GOAL OF THE EXERCISE: Can you quote the records below in full, word for word?

%%

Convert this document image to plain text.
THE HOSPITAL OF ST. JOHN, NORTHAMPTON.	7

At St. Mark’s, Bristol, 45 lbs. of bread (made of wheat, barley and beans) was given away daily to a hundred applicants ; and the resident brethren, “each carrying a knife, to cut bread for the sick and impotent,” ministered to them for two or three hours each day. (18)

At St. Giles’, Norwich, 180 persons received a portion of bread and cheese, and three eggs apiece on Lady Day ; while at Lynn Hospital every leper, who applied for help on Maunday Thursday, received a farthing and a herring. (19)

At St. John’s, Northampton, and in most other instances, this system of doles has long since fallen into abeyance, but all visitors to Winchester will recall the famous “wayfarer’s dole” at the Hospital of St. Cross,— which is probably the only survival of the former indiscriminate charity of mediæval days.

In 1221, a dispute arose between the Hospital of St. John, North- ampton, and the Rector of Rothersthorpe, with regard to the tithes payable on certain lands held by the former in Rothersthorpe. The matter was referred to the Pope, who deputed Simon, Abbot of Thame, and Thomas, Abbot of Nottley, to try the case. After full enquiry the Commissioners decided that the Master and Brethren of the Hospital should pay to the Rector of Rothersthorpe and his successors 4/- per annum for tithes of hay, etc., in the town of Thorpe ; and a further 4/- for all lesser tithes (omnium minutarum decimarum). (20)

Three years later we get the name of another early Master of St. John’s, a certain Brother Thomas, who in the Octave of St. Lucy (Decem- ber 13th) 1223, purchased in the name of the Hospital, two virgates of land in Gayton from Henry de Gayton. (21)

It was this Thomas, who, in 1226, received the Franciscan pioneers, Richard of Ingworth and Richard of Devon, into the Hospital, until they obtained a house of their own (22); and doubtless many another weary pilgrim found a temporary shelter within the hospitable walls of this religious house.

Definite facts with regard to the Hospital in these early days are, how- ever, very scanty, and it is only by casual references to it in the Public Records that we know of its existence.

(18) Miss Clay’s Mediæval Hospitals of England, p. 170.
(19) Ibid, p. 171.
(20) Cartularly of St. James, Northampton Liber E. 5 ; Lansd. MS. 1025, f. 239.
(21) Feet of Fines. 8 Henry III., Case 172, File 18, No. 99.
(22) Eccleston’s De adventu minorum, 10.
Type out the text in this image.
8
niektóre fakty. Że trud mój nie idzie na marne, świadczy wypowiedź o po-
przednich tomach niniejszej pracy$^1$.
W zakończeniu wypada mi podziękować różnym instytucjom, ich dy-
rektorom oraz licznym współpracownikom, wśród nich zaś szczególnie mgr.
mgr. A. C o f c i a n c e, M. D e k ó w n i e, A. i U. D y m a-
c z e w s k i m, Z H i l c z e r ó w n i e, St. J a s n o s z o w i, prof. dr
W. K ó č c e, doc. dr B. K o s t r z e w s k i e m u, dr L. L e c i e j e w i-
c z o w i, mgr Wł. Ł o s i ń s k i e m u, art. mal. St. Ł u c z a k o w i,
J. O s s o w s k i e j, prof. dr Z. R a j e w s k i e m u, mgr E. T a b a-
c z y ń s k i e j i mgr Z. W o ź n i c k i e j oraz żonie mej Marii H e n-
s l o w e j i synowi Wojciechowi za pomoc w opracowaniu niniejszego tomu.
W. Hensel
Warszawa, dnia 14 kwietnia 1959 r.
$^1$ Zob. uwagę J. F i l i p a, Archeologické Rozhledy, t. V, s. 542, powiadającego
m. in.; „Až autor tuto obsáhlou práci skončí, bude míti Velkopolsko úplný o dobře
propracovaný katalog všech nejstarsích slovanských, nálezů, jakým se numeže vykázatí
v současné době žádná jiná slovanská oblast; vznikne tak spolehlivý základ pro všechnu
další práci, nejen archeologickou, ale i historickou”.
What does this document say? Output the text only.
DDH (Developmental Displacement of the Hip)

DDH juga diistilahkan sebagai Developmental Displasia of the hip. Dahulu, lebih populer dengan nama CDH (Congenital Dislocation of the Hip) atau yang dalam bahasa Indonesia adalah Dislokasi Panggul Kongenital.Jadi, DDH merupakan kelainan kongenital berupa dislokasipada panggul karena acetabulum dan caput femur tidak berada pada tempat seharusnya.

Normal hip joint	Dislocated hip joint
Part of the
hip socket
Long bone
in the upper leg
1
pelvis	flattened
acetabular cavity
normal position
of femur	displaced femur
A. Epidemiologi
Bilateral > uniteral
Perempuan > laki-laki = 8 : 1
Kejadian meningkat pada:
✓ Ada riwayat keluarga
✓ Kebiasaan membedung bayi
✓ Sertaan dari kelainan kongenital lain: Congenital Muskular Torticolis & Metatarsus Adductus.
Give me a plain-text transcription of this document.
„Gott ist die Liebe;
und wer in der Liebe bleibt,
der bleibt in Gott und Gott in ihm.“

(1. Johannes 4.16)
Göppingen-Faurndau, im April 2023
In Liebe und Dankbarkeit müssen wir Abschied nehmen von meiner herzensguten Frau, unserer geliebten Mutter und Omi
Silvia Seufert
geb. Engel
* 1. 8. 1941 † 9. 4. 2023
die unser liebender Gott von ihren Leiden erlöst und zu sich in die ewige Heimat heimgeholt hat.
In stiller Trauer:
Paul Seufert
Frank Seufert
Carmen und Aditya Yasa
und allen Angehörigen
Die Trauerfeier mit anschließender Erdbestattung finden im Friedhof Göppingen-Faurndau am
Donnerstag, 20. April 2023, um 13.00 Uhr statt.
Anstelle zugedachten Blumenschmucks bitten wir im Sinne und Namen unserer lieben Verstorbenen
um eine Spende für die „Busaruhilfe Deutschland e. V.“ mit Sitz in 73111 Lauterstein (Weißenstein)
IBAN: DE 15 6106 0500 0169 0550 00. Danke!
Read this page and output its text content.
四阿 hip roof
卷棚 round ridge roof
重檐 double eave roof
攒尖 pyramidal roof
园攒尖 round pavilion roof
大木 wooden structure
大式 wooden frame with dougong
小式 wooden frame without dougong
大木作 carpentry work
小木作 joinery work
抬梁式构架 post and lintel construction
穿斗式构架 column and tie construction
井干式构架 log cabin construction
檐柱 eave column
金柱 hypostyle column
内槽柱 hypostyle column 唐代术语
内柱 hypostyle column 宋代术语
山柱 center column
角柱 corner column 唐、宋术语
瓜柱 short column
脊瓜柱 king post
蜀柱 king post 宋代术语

%%

EXERCISE OUTPUT:
Convert this document image to plain text.
THE HOSPITAL OF ST. JOHN, NORTHAMPTON.	7

At St. Mark’s, Bristol, 45 lbs. of bread (made of wheat, barley and beans) was given away daily to a hundred applicants ; and the resident brethren, “each carrying a knife, to cut bread for the sick and impotent,” ministered to them for two or three hours each day. (18)

At St. Giles’, Norwich, 180 persons received a portion of bread and cheese, and three eggs apiece on Lady Day ; while at Lynn Hospital every leper, who applied for help on Maunday Thursday, received a farthing and a herring. (19)

At St. John’s, Northampton, and in most other instances, this system of doles has long since fallen into abeyance, but all visitors to Winchester will recall the famous “wayfarer’s dole” at the Hospital of St. Cross,— which is probably the only survival of the former indiscriminate charity of mediæval days.

In 1221, a dispute arose between the Hospital of St. John, North- ampton, and the Rector of Rothersthorpe, with regard to the tithes payable on certain lands held by the former in Rothersthorpe. The matter was referred to the Pope, who deputed Simon, Abbot of Thame, and Thomas, Abbot of Nottley, to try the case. After full enquiry the Commissioners decided that the Master and Brethren of the Hospital should pay to the Rector of Rothersthorpe and his successors 4/- per annum for tithes of hay, etc., in the town of Thorpe ; and a further 4/- for all lesser tithes (omnium minutarum decimarum). (20)

Three years later we get the name of another early Master of St. John’s, a certain Brother Thomas, who in the Octave of St. Lucy (Decem- ber 13th) 1223, purchased in the name of the Hospital, two virgates of land in Gayton from Henry de Gayton. (21)

It was this Thomas, who, in 1226, received the Franciscan pioneers, Richard of Ingworth and Richard of Devon, into the Hospital, until they obtained a house of their own (22); and doubtless many another weary pilgrim found a temporary shelter within the hospitable walls of this religious house.

Definite facts with regard to the Hospital in these early days are, how- ever, very scanty, and it is only by casual references to it in the Public Records that we know of its existence.

(18) Miss Clay’s Mediæval Hospitals of England, p. 170.
(19) Ibid, p. 171.
(20) Cartularly of St. James, Northampton Liber E. 5 ; Lansd. MS. 1025, f. 239.
(21) Feet of Fines. 8 Henry III., Case 172, File 18, No. 99.
(22) Eccleston’s De adventu minorum, 10.
Type out the text in this image.
8
niektóre fakty. Że trud mój nie idzie na marne, świadczy wypowiedź o po-
przednich tomach niniejszej pracy$^1$.
W zakończeniu wypada mi podziękować różnym instytucjom, ich dy-
rektorom oraz licznym współpracownikom, wśród nich zaś szczególnie mgr.
mgr. A. C o f c i a n c e, M. D e k ó w n i e, A. i U. D y m a-
c z e w s k i m, Z H i l c z e r ó w n i e, St. J a s n o s z o w i, prof. dr
W. K ó č c e, doc. dr B. K o s t r z e w s k i e m u, dr L. L e c i e j e w i-
c z o w i, mgr Wł. Ł o s i ń s k i e m u, art. mal. St. Ł u c z a k o w i,
J. O s s o w s k i e j, prof. dr Z. R a j e w s k i e m u, mgr E. T a b a-
c z y ń s k i e j i mgr Z. W o ź n i c k i e j oraz żonie mej Marii H e n-
s l o w e j i synowi Wojciechowi za pomoc w opracowaniu niniejszego tomu.
W. Hensel
Warszawa, dnia 14 kwietnia 1959 r.
$^1$ Zob. uwagę J. F i l i p a, Archeologické Rozhledy, t. V, s. 542, powiadającego
m. in.; „Až autor tuto obsáhlou práci skončí, bude míti Velkopolsko úplný o dobře
propracovaný katalog všech nejstarsích slovanských, nálezů, jakým se numeže vykázatí
v současné době žádná jiná slovanská oblast; vznikne tak spolehlivý základ pro všechnu
další práci, nejen archeologickou, ale i historickou”.
What does this document say? Output the text only.
DDH (Developmental Displacement of the Hip)

DDH juga diistilahkan sebagai Developmental Displasia of the hip. Dahulu, lebih populer dengan nama CDH (Congenital Dislocation of the Hip) atau yang dalam bahasa Indonesia adalah Dislokasi Panggul Kongenital.Jadi, DDH merupakan kelainan kongenital berupa dislokasipada panggul karena acetabulum dan caput femur tidak berada pada tempat seharusnya.

Normal hip joint	Dislocated hip joint
Part of the
hip socket
Long bone
in the upper leg
1
pelvis	flattened
acetabular cavity
normal position
of femur	displaced femur
A. Epidemiologi
Bilateral > uniteral
Perempuan > laki-laki = 8 : 1
Kejadian meningkat pada:
✓ Ada riwayat keluarga
✓ Kebiasaan membedung bayi
✓ Sertaan dari kelainan kongenital lain: Congenital Muskular Torticolis & Metatarsus Adductus.
Give me a plain-text transcription of this document.
„Gott ist die Liebe;
und wer in der Liebe bleibt,
der bleibt in Gott und Gott in ihm.“

(1. Johannes 4.16)
Göppingen-Faurndau, im April 2023
In Liebe und Dankbarkeit müssen wir Abschied nehmen von meiner herzensguten Frau, unserer geliebten Mutter und Omi
Silvia Seufert
geb. Engel
* 1. 8. 1941 † 9. 4. 2023
die unser liebender Gott von ihren Leiden erlöst und zu sich in die ewige Heimat heimgeholt hat.
In stiller Trauer:
Paul Seufert
Frank Seufert
Carmen und Aditya Yasa
und allen Angehörigen
Die Trauerfeier mit anschließender Erdbestattung finden im Friedhof Göppingen-Faurndau am
Donnerstag, 20. April 2023, um 13.00 Uhr statt.
Anstelle zugedachten Blumenschmucks bitten wir im Sinne und Namen unserer lieben Verstorbenen
um eine Spende für die „Busaruhilfe Deutschland e. V.“ mit Sitz in 73111 Lauterstein (Weißenstein)
IBAN: DE 15 6106 0500 0169 0550 00. Danke!
Read this page and output its text content.
四阿 hip roof
卷棚 round ridge roof
重檐 double eave roof
攒尖 pyramidal roof
园攒尖 round pavilion roof
大木 wooden structure
大式 wooden frame with dougong
小式 wooden frame without dougong
大木作 carpentry work
小木作 joinery work
抬梁式构架 post and lintel construction
穿斗式构架 column and tie construction
井干式构架 log cabin construction
檐柱 eave column
金柱 hypostyle column
内槽柱 hypostyle column 唐代术语
内柱 hypostyle column 宋代术语
山柱 center column
角柱 corner column 唐、宋术语
瓜柱 short column
脊瓜柱 king post
蜀柱 king post 宋代术语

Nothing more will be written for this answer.